**Task goal:** Scan the material and copy every line in which "يكـون" appears.

(Dataset records)
** begin **

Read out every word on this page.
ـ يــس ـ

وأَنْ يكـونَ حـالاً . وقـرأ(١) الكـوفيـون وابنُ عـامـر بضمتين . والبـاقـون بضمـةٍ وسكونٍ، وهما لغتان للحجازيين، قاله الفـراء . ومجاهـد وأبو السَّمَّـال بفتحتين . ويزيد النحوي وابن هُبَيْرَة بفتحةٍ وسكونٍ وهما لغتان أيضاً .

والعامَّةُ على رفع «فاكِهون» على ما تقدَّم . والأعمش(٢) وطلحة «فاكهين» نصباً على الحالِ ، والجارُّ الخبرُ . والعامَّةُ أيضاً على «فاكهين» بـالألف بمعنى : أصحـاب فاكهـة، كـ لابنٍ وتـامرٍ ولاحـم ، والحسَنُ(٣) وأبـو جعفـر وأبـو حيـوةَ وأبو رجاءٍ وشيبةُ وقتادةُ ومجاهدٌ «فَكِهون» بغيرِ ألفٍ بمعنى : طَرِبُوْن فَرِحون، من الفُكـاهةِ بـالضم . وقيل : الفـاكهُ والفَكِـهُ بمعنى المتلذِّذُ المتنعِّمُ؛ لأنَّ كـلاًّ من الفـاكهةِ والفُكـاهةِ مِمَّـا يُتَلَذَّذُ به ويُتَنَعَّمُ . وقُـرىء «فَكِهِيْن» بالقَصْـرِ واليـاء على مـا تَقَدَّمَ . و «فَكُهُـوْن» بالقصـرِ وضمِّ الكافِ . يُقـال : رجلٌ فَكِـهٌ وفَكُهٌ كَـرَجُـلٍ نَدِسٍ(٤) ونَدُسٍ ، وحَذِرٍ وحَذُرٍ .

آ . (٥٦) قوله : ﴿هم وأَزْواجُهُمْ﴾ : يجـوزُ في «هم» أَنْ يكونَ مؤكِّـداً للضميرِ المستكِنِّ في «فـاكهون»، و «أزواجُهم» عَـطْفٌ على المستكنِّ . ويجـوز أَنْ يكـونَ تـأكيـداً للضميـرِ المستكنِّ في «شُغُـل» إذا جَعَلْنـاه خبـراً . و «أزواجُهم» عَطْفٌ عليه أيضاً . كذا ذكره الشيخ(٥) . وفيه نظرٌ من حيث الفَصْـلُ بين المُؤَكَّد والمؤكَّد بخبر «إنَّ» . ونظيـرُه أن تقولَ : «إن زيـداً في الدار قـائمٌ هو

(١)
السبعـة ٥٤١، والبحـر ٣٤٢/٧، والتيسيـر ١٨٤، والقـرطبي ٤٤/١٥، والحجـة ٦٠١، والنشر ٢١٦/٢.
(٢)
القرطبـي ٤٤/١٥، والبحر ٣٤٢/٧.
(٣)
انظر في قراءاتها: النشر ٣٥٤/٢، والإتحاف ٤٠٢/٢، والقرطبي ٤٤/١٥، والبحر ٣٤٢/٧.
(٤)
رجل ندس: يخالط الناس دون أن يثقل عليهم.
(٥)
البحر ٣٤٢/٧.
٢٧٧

** end **
** begin **

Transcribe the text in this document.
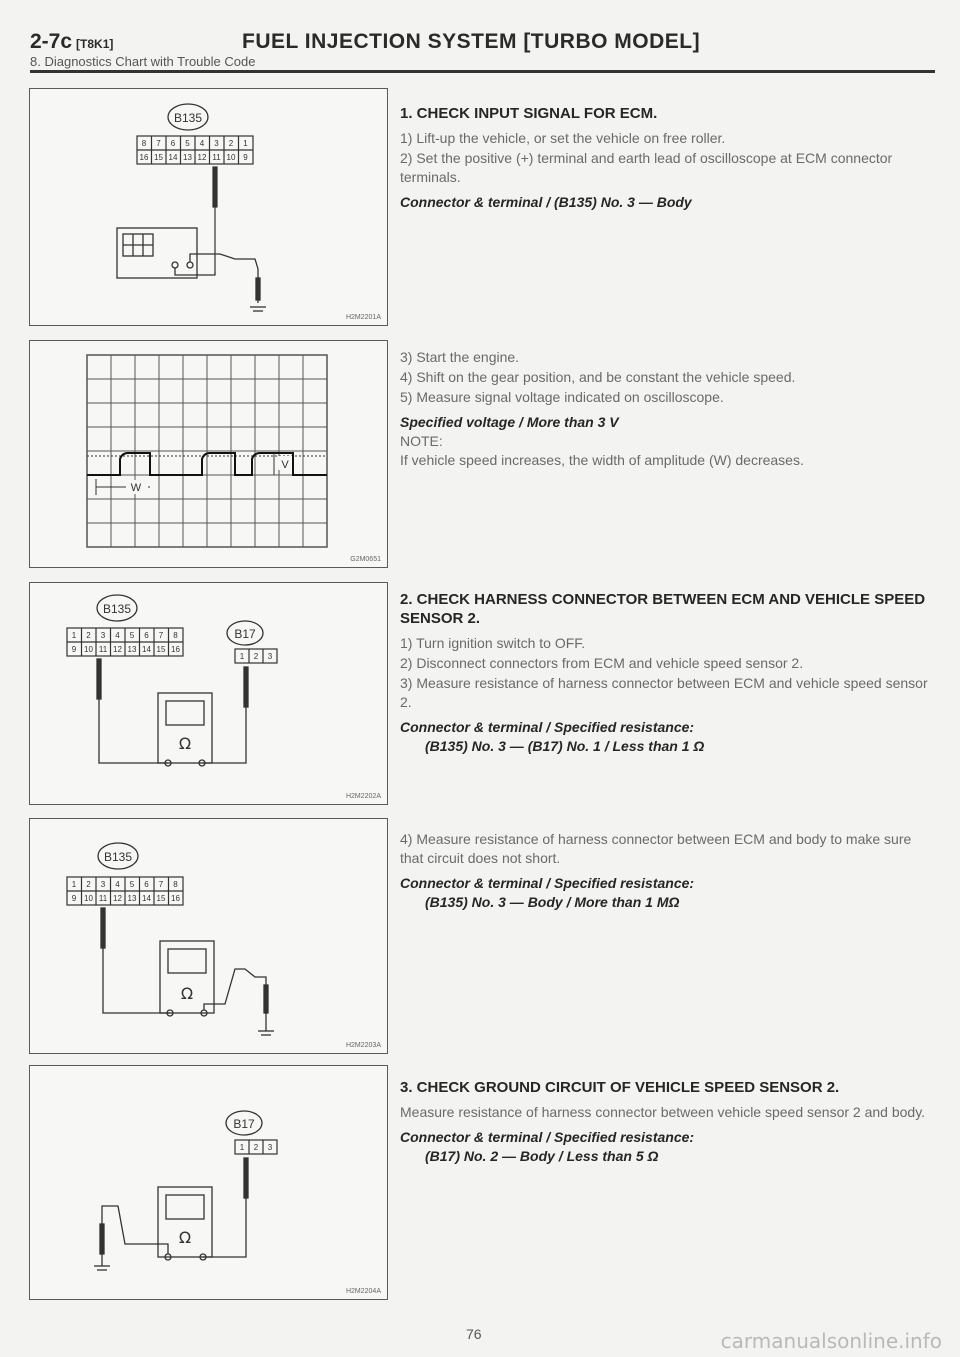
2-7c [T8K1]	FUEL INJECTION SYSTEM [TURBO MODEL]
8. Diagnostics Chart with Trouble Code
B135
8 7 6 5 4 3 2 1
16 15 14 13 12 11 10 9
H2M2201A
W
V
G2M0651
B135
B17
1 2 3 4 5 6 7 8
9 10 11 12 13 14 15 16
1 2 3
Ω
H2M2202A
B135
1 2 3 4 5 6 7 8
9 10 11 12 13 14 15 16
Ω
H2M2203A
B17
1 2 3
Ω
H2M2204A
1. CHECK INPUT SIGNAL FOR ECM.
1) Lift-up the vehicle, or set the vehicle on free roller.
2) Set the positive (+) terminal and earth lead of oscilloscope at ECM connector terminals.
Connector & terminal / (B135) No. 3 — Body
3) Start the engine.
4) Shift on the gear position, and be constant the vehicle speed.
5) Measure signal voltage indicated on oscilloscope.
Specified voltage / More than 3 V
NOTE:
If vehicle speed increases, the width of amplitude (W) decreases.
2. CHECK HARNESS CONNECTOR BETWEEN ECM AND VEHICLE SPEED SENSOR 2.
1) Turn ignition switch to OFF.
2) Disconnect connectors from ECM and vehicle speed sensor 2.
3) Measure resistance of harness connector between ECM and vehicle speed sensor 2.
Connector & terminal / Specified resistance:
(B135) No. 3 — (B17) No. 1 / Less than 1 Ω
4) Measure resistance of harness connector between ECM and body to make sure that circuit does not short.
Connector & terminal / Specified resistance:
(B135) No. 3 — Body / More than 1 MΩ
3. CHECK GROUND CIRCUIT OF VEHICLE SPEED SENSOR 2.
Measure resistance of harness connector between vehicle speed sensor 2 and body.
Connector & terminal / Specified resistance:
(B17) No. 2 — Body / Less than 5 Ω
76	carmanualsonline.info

** end **

**Output of the exercise:**
وأَنْ يكـونَ حـالاً . وقـرأ(١) الكـوفيـون وابنُ عـامـر بضمتين . والبـاقـون بضمـةٍ وسكونٍ، وهما لغتان للحجازيين، قاله الفـراء . ومجاهـد وأبو السَّمَّـال بفتحتين . ويزيد النحوي وابن هُبَيْرَة بفتحةٍ وسكونٍ وهما لغتان أيضاً .
آ . (٥٦) قوله : ﴿هم وأَزْواجُهُمْ﴾ : يجـوزُ في «هم» أَنْ يكونَ مؤكِّـداً للضميرِ المستكِنِّ في «فـاكهون»، و «أزواجُهم» عَـطْفٌ على المستكنِّ . ويجـوز أَنْ يكـونَ تـأكيـداً للضميـرِ المستكنِّ في «شُغُـل» إذا جَعَلْنـاه خبـراً . و «أزواجُهم» عَطْفٌ عليه أيضاً . كذا ذكره الشيخ(٥) . وفيه نظرٌ من حيث الفَصْـلُ بين المُؤَكَّد والمؤكَّد بخبر «إنَّ» . ونظيـرُه أن تقولَ : «إن زيـداً في الدار قـائمٌ هو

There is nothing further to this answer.